[Exercise]: Extract the full set of records that follows, word for word.
start Material for this exercise
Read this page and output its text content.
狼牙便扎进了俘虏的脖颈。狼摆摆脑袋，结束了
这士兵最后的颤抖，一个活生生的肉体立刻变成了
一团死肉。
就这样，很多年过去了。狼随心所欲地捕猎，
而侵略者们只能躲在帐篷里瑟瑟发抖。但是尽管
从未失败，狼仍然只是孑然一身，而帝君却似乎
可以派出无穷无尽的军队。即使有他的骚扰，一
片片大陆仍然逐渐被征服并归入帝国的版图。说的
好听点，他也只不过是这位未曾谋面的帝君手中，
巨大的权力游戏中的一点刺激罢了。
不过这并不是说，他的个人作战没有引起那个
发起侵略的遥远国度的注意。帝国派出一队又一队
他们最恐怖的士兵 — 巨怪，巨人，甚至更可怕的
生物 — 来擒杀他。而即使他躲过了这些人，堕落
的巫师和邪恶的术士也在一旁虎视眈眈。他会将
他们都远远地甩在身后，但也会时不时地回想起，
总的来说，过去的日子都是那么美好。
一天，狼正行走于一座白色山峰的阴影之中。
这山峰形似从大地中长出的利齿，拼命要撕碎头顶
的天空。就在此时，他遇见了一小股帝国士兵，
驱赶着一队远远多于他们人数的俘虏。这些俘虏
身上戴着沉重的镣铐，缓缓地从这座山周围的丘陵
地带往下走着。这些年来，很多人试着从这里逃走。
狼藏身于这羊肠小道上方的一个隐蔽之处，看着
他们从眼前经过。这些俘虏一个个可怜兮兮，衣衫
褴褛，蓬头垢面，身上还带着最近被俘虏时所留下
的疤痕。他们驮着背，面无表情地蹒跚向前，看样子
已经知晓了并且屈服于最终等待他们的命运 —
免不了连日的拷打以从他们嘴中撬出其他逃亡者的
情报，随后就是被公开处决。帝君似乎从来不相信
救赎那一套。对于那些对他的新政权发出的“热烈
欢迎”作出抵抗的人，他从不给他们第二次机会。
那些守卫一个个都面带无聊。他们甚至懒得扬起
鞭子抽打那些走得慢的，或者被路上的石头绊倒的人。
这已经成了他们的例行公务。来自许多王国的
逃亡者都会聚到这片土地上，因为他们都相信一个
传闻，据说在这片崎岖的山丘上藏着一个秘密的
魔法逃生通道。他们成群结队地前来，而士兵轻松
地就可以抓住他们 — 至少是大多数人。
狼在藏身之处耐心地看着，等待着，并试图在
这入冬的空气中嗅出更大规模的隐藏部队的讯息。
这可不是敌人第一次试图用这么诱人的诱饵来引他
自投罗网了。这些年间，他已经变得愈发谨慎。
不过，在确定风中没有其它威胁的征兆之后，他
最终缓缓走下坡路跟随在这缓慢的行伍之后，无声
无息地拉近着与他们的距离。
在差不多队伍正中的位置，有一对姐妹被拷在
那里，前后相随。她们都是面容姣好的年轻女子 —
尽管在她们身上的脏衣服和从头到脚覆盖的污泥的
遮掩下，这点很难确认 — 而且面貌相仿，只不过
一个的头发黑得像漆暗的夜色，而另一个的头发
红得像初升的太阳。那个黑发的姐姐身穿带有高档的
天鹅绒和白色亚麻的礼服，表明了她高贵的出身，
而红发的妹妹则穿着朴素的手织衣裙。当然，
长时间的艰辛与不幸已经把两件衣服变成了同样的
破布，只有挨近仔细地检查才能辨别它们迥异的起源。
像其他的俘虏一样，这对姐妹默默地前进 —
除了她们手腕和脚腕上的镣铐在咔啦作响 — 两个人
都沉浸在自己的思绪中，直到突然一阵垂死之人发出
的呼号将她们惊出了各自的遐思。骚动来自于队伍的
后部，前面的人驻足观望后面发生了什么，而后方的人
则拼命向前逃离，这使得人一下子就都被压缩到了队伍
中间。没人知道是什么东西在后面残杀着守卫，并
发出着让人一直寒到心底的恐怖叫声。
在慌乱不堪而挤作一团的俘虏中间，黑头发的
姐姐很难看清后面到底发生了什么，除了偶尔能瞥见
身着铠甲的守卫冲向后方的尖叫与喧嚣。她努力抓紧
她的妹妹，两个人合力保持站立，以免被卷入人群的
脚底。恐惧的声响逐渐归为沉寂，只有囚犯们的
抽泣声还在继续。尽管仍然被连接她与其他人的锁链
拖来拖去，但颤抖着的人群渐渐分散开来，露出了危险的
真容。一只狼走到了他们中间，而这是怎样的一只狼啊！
end Material for this exercise
[Output of the task]:
Read this page and output its text content.
狼牙便扎进了俘虏的脖颈。狼摆摆脑袋，结束了
这士兵最后的颤抖，一个活生生的肉体立刻变成了
一团死肉。
就这样，很多年过去了。狼随心所欲地捕猎，
而侵略者们只能躲在帐篷里瑟瑟发抖。但是尽管
从未失败，狼仍然只是孑然一身，而帝君却似乎
可以派出无穷无尽的军队。即使有他的骚扰，一
片片大陆仍然逐渐被征服并归入帝国的版图。说的
好听点，他也只不过是这位未曾谋面的帝君手中，
巨大的权力游戏中的一点刺激罢了。
不过这并不是说，他的个人作战没有引起那个
发起侵略的遥远国度的注意。帝国派出一队又一队
他们最恐怖的士兵 — 巨怪，巨人，甚至更可怕的
生物 — 来擒杀他。而即使他躲过了这些人，堕落
的巫师和邪恶的术士也在一旁虎视眈眈。他会将
他们都远远地甩在身后，但也会时不时地回想起，
总的来说，过去的日子都是那么美好。
一天，狼正行走于一座白色山峰的阴影之中。
这山峰形似从大地中长出的利齿，拼命要撕碎头顶
的天空。就在此时，他遇见了一小股帝国士兵，
驱赶着一队远远多于他们人数的俘虏。这些俘虏
身上戴着沉重的镣铐，缓缓地从这座山周围的丘陵
地带往下走着。这些年来，很多人试着从这里逃走。
狼藏身于这羊肠小道上方的一个隐蔽之处，看着
他们从眼前经过。这些俘虏一个个可怜兮兮，衣衫
褴褛，蓬头垢面，身上还带着最近被俘虏时所留下
的疤痕。他们驮着背，面无表情地蹒跚向前，看样子
已经知晓了并且屈服于最终等待他们的命运 —
免不了连日的拷打以从他们嘴中撬出其他逃亡者的
情报，随后就是被公开处决。帝君似乎从来不相信
救赎那一套。对于那些对他的新政权发出的“热烈
欢迎”作出抵抗的人，他从不给他们第二次机会。
那些守卫一个个都面带无聊。他们甚至懒得扬起
鞭子抽打那些走得慢的，或者被路上的石头绊倒的人。
这已经成了他们的例行公务。来自许多王国的
逃亡者都会聚到这片土地上，因为他们都相信一个
传闻，据说在这片崎岖的山丘上藏着一个秘密的
魔法逃生通道。他们成群结队地前来，而士兵轻松
地就可以抓住他们 — 至少是大多数人。
狼在藏身之处耐心地看着，等待着，并试图在
这入冬的空气中嗅出更大规模的隐藏部队的讯息。
这可不是敌人第一次试图用这么诱人的诱饵来引他
自投罗网了。这些年间，他已经变得愈发谨慎。
不过，在确定风中没有其它威胁的征兆之后，他
最终缓缓走下坡路跟随在这缓慢的行伍之后，无声
无息地拉近着与他们的距离。
在差不多队伍正中的位置，有一对姐妹被拷在
那里，前后相随。她们都是面容姣好的年轻女子 —
尽管在她们身上的脏衣服和从头到脚覆盖的污泥的
遮掩下，这点很难确认 — 而且面貌相仿，只不过
一个的头发黑得像漆暗的夜色，而另一个的头发
红得像初升的太阳。那个黑发的姐姐身穿带有高档的
天鹅绒和白色亚麻的礼服，表明了她高贵的出身，
而红发的妹妹则穿着朴素的手织衣裙。当然，
长时间的艰辛与不幸已经把两件衣服变成了同样的
破布，只有挨近仔细地检查才能辨别它们迥异的起源。
像其他的俘虏一样，这对姐妹默默地前进 —
除了她们手腕和脚腕上的镣铐在咔啦作响 — 两个人
都沉浸在自己的思绪中，直到突然一阵垂死之人发出
的呼号将她们惊出了各自的遐思。骚动来自于队伍的
后部，前面的人驻足观望后面发生了什么，而后方的人
则拼命向前逃离，这使得人一下子就都被压缩到了队伍
中间。没人知道是什么东西在后面残杀着守卫，并
发出着让人一直寒到心底的恐怖叫声。
在慌乱不堪而挤作一团的俘虏中间，黑头发的
姐姐很难看清后面到底发生了什么，除了偶尔能瞥见
身着铠甲的守卫冲向后方的尖叫与喧嚣。她努力抓紧
她的妹妹，两个人合力保持站立，以免被卷入人群的
脚底。恐惧的声响逐渐归为沉寂，只有囚犯们的
抽泣声还在继续。尽管仍然被连接她与其他人的锁链
拖来拖去，但颤抖着的人群渐渐分散开来，露出了危险的
真容。一只狼走到了他们中间，而这是怎样的一只狼啊！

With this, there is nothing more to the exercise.